» WHAT TO WORK ON:
Transcribe all the entries word for word, skipping the pictures.

>> Begin ITEMS

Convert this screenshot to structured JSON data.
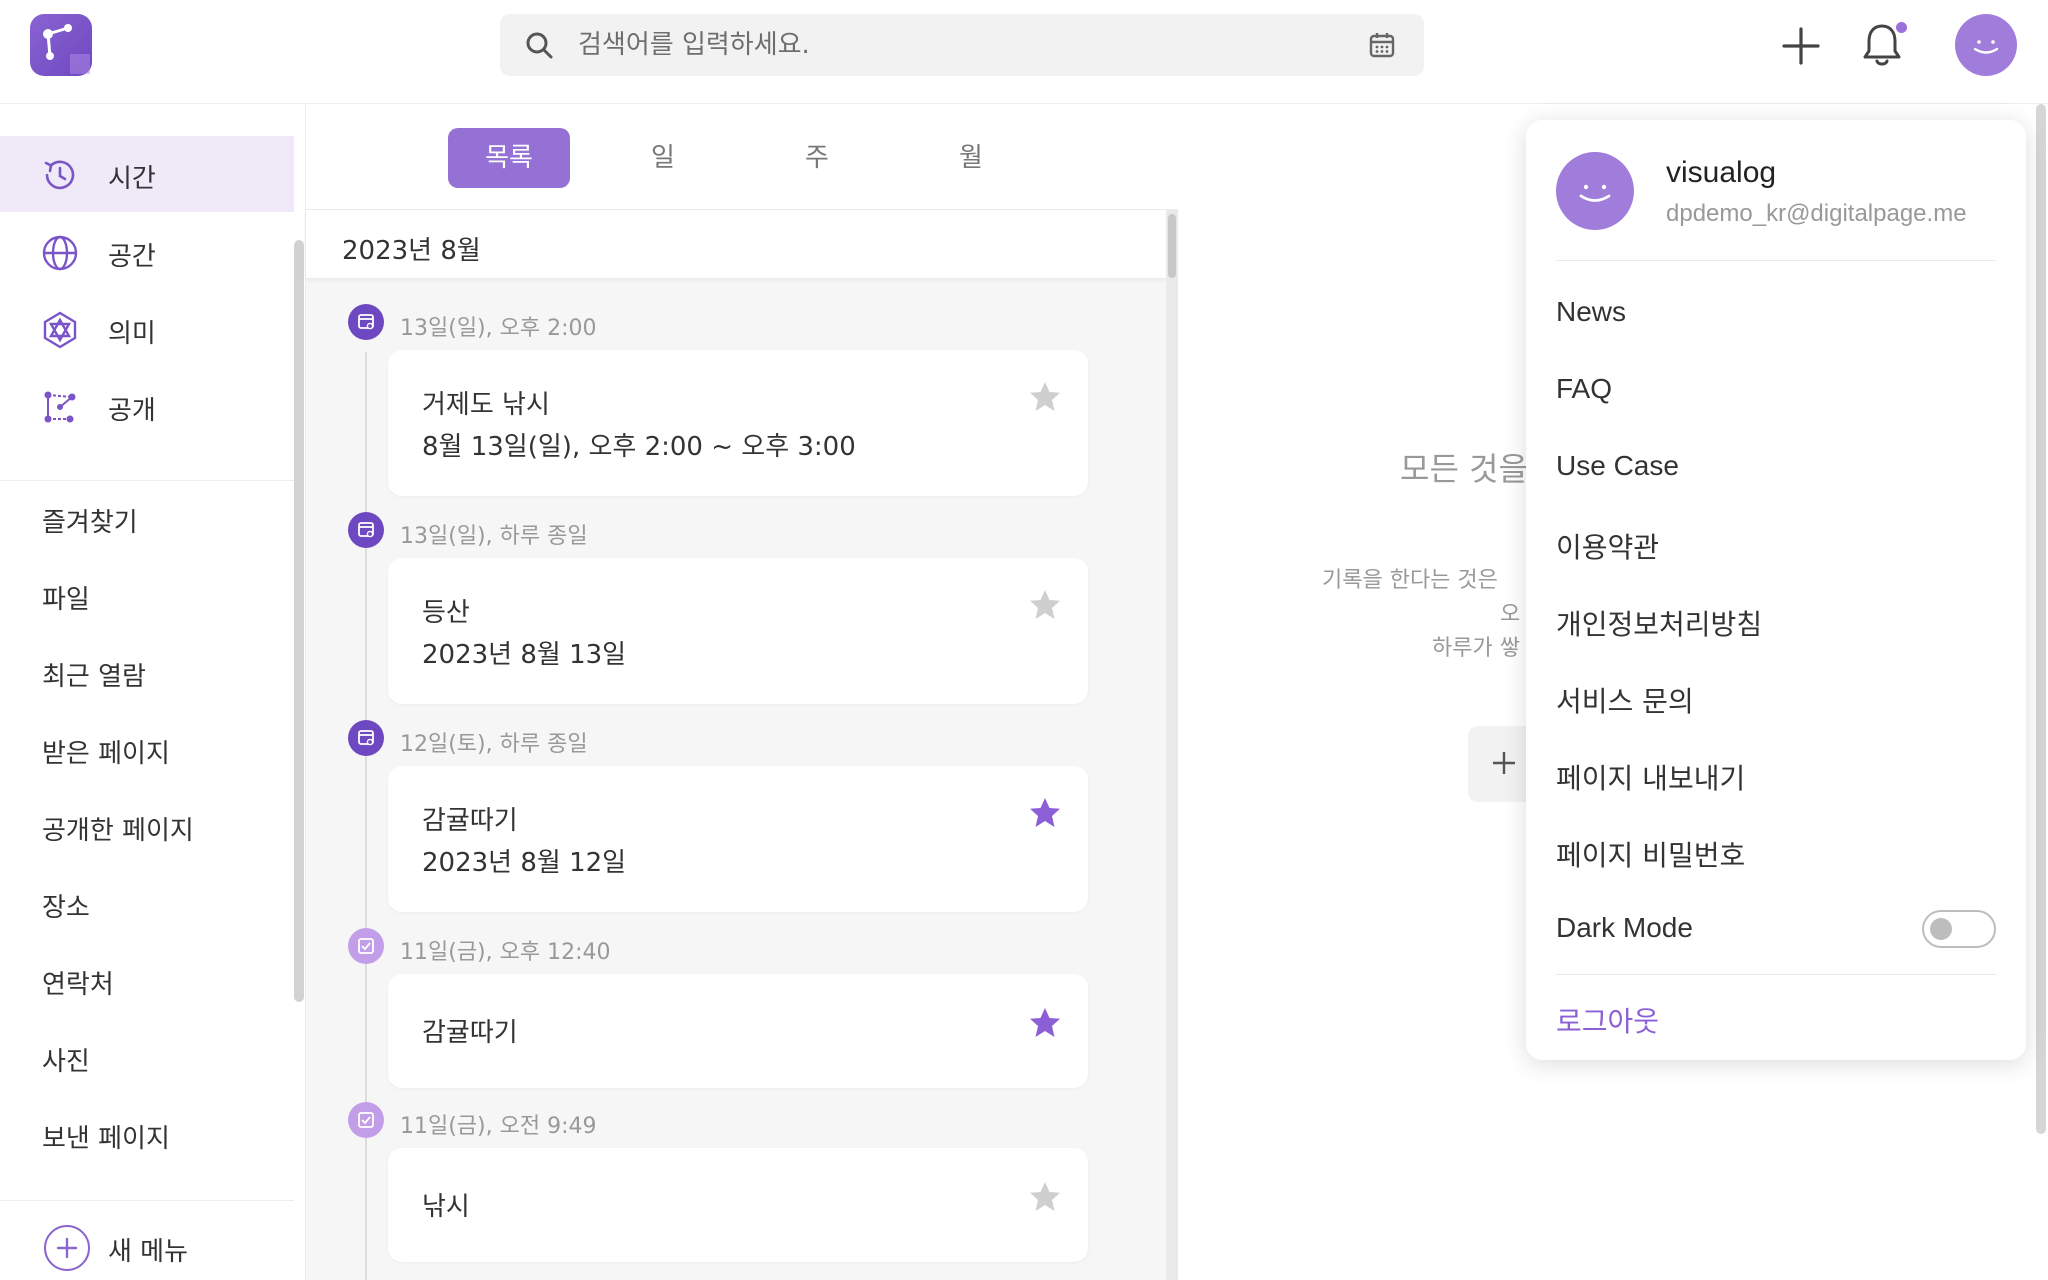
{
  "header": {
    "search_placeholder": "검색어를 입력하세요."
  },
  "sidebar": {
    "nav": [
      {
        "label": "시간",
        "icon": "clock-history-icon",
        "active": true
      },
      {
        "label": "공간",
        "icon": "globe-icon",
        "active": false
      },
      {
        "label": "의미",
        "icon": "network-icon",
        "active": false
      },
      {
        "label": "공개",
        "icon": "share-graph-icon",
        "active": false
      }
    ],
    "menu": [
      "즐겨찾기",
      "파일",
      "최근 열람",
      "받은 페이지",
      "공개한 페이지",
      "장소",
      "연락처",
      "사진",
      "보낸 페이지"
    ],
    "new_menu_label": "새 메뉴"
  },
  "list": {
    "tabs": [
      "목록",
      "일",
      "주",
      "월"
    ],
    "active_tab": "목록",
    "month": "2023년 8월",
    "entries": [
      {
        "when": "13일(일), 오후 2:00",
        "kind": "calendar",
        "title": "거제도 낚시",
        "sub": "8월 13일(일), 오후 2:00 ~ 오후 3:00",
        "starred": false
      },
      {
        "when": "13일(일), 하루 종일",
        "kind": "calendar",
        "title": "등산",
        "sub": "2023년 8월 13일",
        "starred": false
      },
      {
        "when": "12일(토), 하루 종일",
        "kind": "calendar",
        "title": "감귤따기",
        "sub": "2023년 8월 12일",
        "starred": true
      },
      {
        "when": "11일(금), 오후 12:40",
        "kind": "task",
        "title": "감귤따기",
        "sub": "",
        "starred": true
      },
      {
        "when": "11일(금), 오전 9:49",
        "kind": "task",
        "title": "낚시",
        "sub": "",
        "starred": false
      }
    ]
  },
  "content": {
    "headline": "모든 것을",
    "desc_lines": [
      "기록을 한다는 것은",
      "오",
      "하루가 쌓"
    ]
  },
  "profile_menu": {
    "name": "visualog",
    "email": "dpdemo_kr@digitalpage.me",
    "items": [
      "News",
      "FAQ",
      "Use Case",
      "이용약관",
      "개인정보처리방침",
      "서비스 문의",
      "페이지 내보내기",
      "페이지 비밀번호"
    ],
    "dark_mode_label": "Dark Mode",
    "dark_mode_on": false,
    "logout_label": "로그아웃"
  },
  "colors": {
    "accent": "#9571d6",
    "accent_dark": "#6e48c0",
    "star_on": "#8c5fd6",
    "star_off": "#cfcfcf"
  }
}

>> End ITEMS

» SOLUTION TO THIS EXERCISE:
Convert this screenshot to structured JSON data.
{
  "header": {
    "search_placeholder": "검색어를 입력하세요."
  },
  "sidebar": {
    "nav": [
      {
        "label": "시간",
        "icon": "clock-history-icon",
        "active": true
      },
      {
        "label": "공간",
        "icon": "globe-icon",
        "active": false
      },
      {
        "label": "의미",
        "icon": "network-icon",
        "active": false
      },
      {
        "label": "공개",
        "icon": "share-graph-icon",
        "active": false
      }
    ],
    "menu": [
      "즐겨찾기",
      "파일",
      "최근 열람",
      "받은 페이지",
      "공개한 페이지",
      "장소",
      "연락처",
      "사진",
      "보낸 페이지"
    ],
    "new_menu_label": "새 메뉴"
  },
  "list": {
    "tabs": [
      "목록",
      "일",
      "주",
      "월"
    ],
    "active_tab": "목록",
    "month": "2023년 8월",
    "entries": [
      {
        "when": "13일(일), 오후 2:00",
        "kind": "calendar",
        "title": "거제도 낚시",
        "sub": "8월 13일(일), 오후 2:00 ~ 오후 3:00",
        "starred": false
      },
      {
        "when": "13일(일), 하루 종일",
        "kind": "calendar",
        "title": "등산",
        "sub": "2023년 8월 13일",
        "starred": false
      },
      {
        "when": "12일(토), 하루 종일",
        "kind": "calendar",
        "title": "감귤따기",
        "sub": "2023년 8월 12일",
        "starred": true
      },
      {
        "when": "11일(금), 오후 12:40",
        "kind": "task",
        "title": "감귤따기",
        "sub": "",
        "starred": true
      },
      {
        "when": "11일(금), 오전 9:49",
        "kind": "task",
        "title": "낚시",
        "sub": "",
        "starred": false
      }
    ]
  },
  "content": {
    "headline": "모든 것을",
    "desc_lines": [
      "기록을 한다는 것은",
      "오",
      "하루가 쌓"
    ]
  },
  "profile_menu": {
    "name": "visualog",
    "email": "dpdemo_kr@digitalpage.me",
    "items": [
      "News",
      "FAQ",
      "Use Case",
      "이용약관",
      "개인정보처리방침",
      "서비스 문의",
      "페이지 내보내기",
      "페이지 비밀번호"
    ],
    "dark_mode_label": "Dark Mode",
    "dark_mode_on": false,
    "logout_label": "로그아웃"
  },
  "colors": {
    "accent": "#9571d6",
    "accent_dark": "#6e48c0",
    "star_on": "#8c5fd6",
    "star_off": "#cfcfcf"
  }
}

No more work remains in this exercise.